Requirement: Of all the lines in the material below, how many include the string "Footage"? Give the number only.
————————
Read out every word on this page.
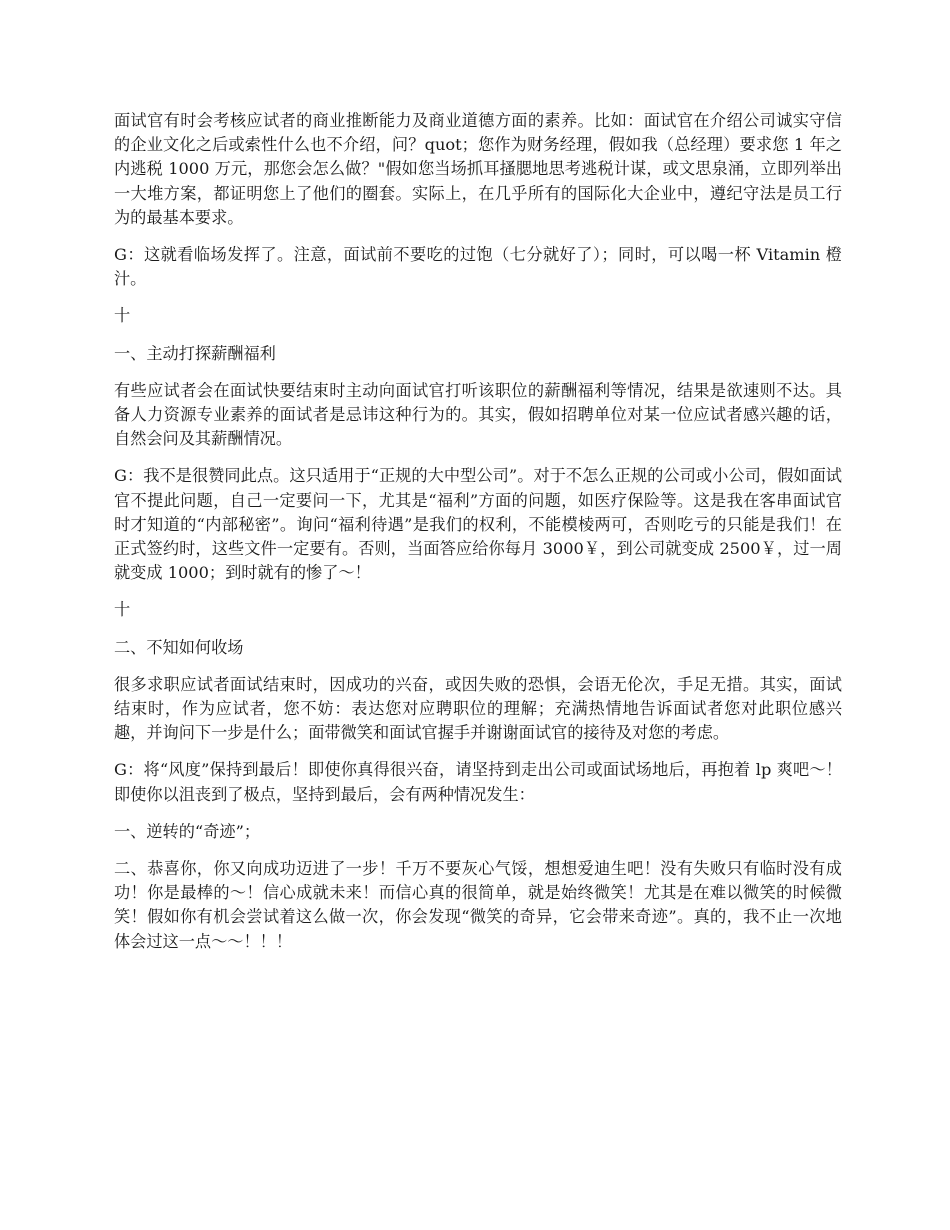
面试官有时会考核应试者的商业推断能力及商业道德方面的素养。比如：面试官在介绍公司诚实守信的企业文化之后或索性什么也不介绍，问？quot；您作为财务经理，假如我（总经理）要求您 1 年之内逃税 1000 万元，那您会怎么做？"假如您当场抓耳搔腮地思考逃税计谋，或文思泉涌，立即列举出一大堆方案，都证明您上了他们的圈套。实际上，在几乎所有的国际化大企业中，遵纪守法是员工行为的最基本要求。

G：这就看临场发挥了。注意，面试前不要吃的过饱（七分就好了）；同时，可以喝一杯 Vitamin 橙汁。

十

一、主动打探薪酬福利

有些应试者会在面试快要结束时主动向面试官打听该职位的薪酬福利等情况，结果是欲速则不达。具备人力资源专业素养的面试者是忌讳这种行为的。其实，假如招聘单位对某一位应试者感兴趣的话，自然会问及其薪酬情况。

G：我不是很赞同此点。这只适用于“正规的大中型公司”。对于不怎么正规的公司或小公司，假如面试官不提此问题，自己一定要问一下，尤其是“福利”方面的问题，如医疗保险等。这是我在客串面试官时才知道的“内部秘密”。询问“福利待遇”是我们的权利，不能模棱两可，否则吃亏的只能是我们！在正式签约时，这些文件一定要有。否则，当面答应给你每月 3000￥，到公司就变成 2500￥，过一周就变成 1000；到时就有的惨了～！

十

二、不知如何收场

很多求职应试者面试结束时，因成功的兴奋，或因失败的恐惧，会语无伦次，手足无措。其实，面试结束时，作为应试者，您不妨：表达您对应聘职位的理解；充满热情地告诉面试者您对此职位感兴趣，并询问下一步是什么；面带微笑和面试官握手并谢谢面试官的接待及对您的考虑。

G：将“风度”保持到最后！即使你真得很兴奋，请坚持到走出公司或面试场地后，再抱着 lp 爽吧～！即使你以沮丧到了极点，坚持到最后，会有两种情况发生：

一、逆转的“奇迹”；

二、恭喜你，你又向成功迈进了一步！千万不要灰心气馁，想想爱迪生吧！没有失败只有临时没有成功！你是最棒的～！信心成就未来！而信心真的很简单，就是始终微笑！尤其是在难以微笑的时候微笑！假如你有机会尝试着这么做一次，你会发现“微笑的奇异，它会带来奇迹”。真的，我不止一次地体会过这一点～～！！！
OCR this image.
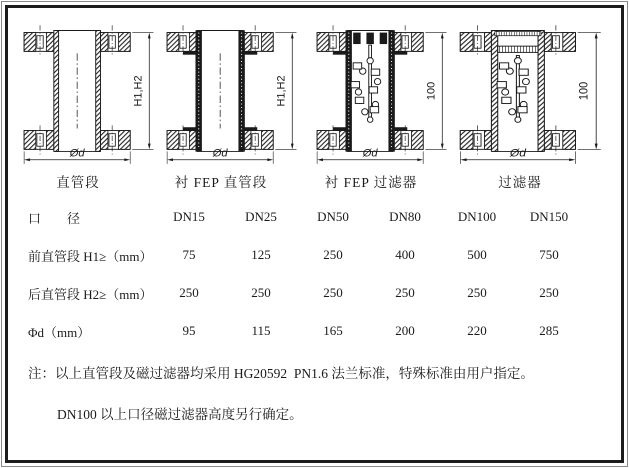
H1,H2
Ød
直管段
H1,H2
Ød
衬 FEP 直管段
100
Ød
衬 FEP 过滤器
100
Ød
过滤器
口        径	DN15	DN25	DN50	DN80	DN100	DN150
前直管段 H1≥（mm）	75	125	250	400	500	750
后直管段 H2≥（mm）	250	250	250	250	250	250
Φd（mm）	95	115	165	200	220	285
注：以上直管段及磁过滤器均采用 HG20592  PN1.6 法兰标准，特殊标准由用户指定。
DN100 以上口径磁过滤器高度另行确定。
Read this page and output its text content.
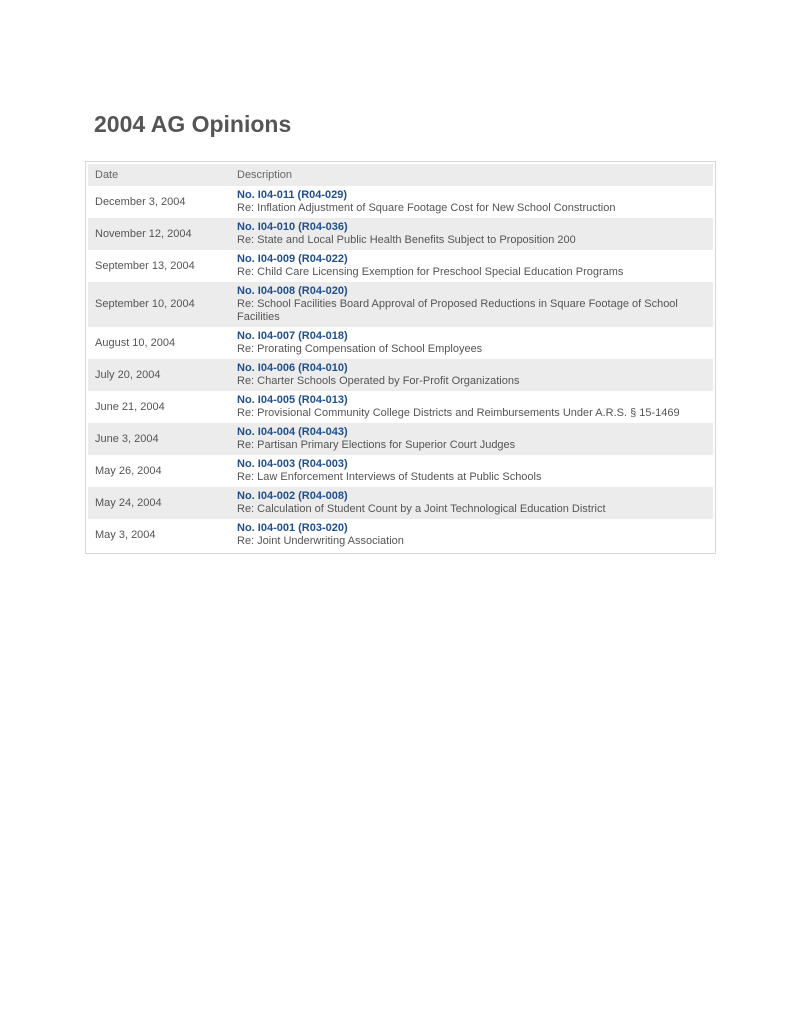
2004 AG Opinions
Date	Description
December 3, 2004	No. I04-011 (R04-029)
Re: Inflation Adjustment of Square Footage Cost for New School Construction

November 12, 2004	No. I04-010 (R04-036)
Re: State and Local Public Health Benefits Subject to Proposition 200

September 13, 2004	No. I04-009 (R04-022)
Re: Child Care Licensing Exemption for Preschool Special Education Programs

September 10, 2004	No. I04-008 (R04-020)
Re: School Facilities Board Approval of Proposed Reductions in Square Footage of School Facilities

August 10, 2004	No. I04-007 (R04-018)
Re: Prorating Compensation of School Employees

July 20, 2004	No. I04-006 (R04-010)
Re: Charter Schools Operated by For-Profit Organizations

June 21, 2004	No. I04-005 (R04-013)
Re: Provisional Community College Districts and Reimbursements Under A.R.S. § 15-1469

June 3, 2004	No. I04-004 (R04-043)
Re: Partisan Primary Elections for Superior Court Judges

May 26, 2004	No. I04-003 (R04-003)
Re: Law Enforcement Interviews of Students at Public Schools

May 24, 2004	No. I04-002 (R04-008)
Re: Calculation of Student Count by a Joint Technological Education District

May 3, 2004	No. I04-001 (R03-020)
Re: Joint Underwriting Association
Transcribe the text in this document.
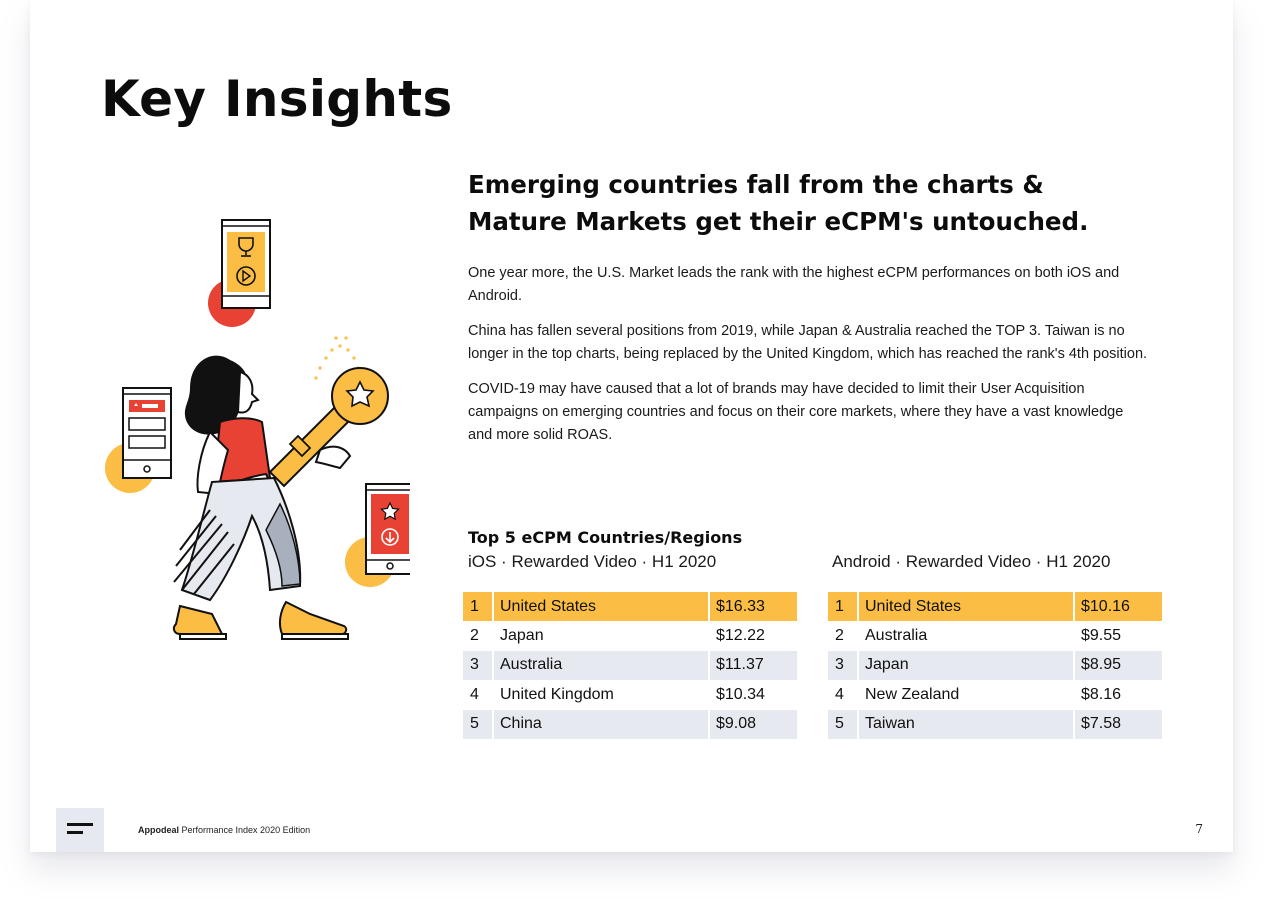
Key Insights
Emerging countries fall from the charts & Mature Markets get their eCPM's untouched.

One year more, the U.S. Market leads the rank with the highest eCPM performances on both iOS and Android.

China has fallen several positions from 2019, while Japan & Australia reached the TOP 3. Taiwan is no longer in the top charts, being replaced by the United Kingdom, which has reached the rank's 4th position.

COVID-19 may have caused that a lot of brands may have decided to limit their User Acquisition campaigns on emerging countries and focus on their core markets, where they have a vast knowledge and more solid ROAS.

Top 5 eCPM Countries/Regions
iOS · Rewarded Video · H1 2020	Android · Rewarded Video · H1 2020
1	United States	$16.33
2	Japan	$12.22
3	Australia	$11.37
4	United Kingdom	$10.34
5	China	$9.08
1	United States	$10.16
2	Australia	$9.55
3	Japan	$8.95
4	New Zealand	$8.16
5	Taiwan	$7.58
Appodeal Performance Index 2020 Edition	7
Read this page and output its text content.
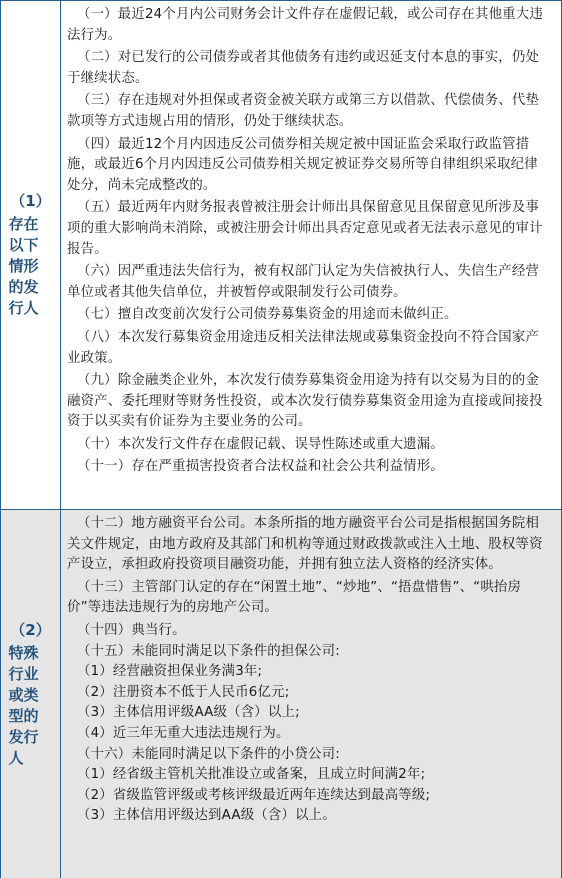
（1）
存在以下情形的发行人

（一）最近24个月内公司财务会计文件存在虚假记载，或公司存在其他重大违法行为。

（二）对已发行的公司债券或者其他债务有违约或迟延支付本息的事实，仍处于继续状态。

（三）存在违规对外担保或者资金被关联方或第三方以借款、代偿债务、代垫款项等方式违规占用的情形，仍处于继续状态。

（四）最近12个月内因违反公司债券相关规定被中国证监会采取行政监管措施，或最近6个月内因违反公司债券相关规定被证券交易所等自律组织采取纪律处分，尚未完成整改的。

（五）最近两年内财务报表曾被注册会计师出具保留意见且保留意见所涉及事项的重大影响尚未消除，或被注册会计师出具否定意见或者无法表示意见的审计报告。

（六）因严重违法失信行为，被有权部门认定为失信被执行人、失信生产经营单位或者其他失信单位，并被暂停或限制发行公司债券。

（七）擅自改变前次发行公司债券募集资金的用途而未做纠正。

（八）本次发行募集资金用途违反相关法律法规或募集资金投向不符合国家产业政策。

（九）除金融类企业外，本次发行债券募集资金用途为持有以交易为目的的金融资产、委托理财等财务性投资，或本次发行债券募集资金用途为直接或间接投资于以买卖有价证券为主要业务的公司。

（十）本次发行文件存在虚假记载、误导性陈述或重大遗漏。

（十一）存在严重损害投资者合法权益和社会公共利益情形。

（2）
特殊行业或类型的发行人

（十二）地方融资平台公司。本条所指的地方融资平台公司是指根据国务院相关文件规定，由地方政府及其部门和机构等通过财政拨款或注入土地、股权等资产设立，承担政府投资项目融资功能，并拥有独立法人资格的经济实体。

（十三）主管部门认定的存在“闲置土地”、“炒地”、“捂盘惜售”、“哄抬房价”等违法违规行为的房地产公司。

（十四）典当行。

（十五）未能同时满足以下条件的担保公司:

（1）经营融资担保业务满3年;

（2）注册资本不低于人民币6亿元;

（3）主体信用评级AA级（含）以上;

（4）近三年无重大违法违规行为。

（十六）未能同时满足以下条件的小贷公司:

（1）经省级主管机关批准设立或备案，且成立时间满2年;

（2）省级监管评级或考核评级最近两年连续达到最高等级;

（3）主体信用评级达到AA级（含）以上。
————————
Expected output: 2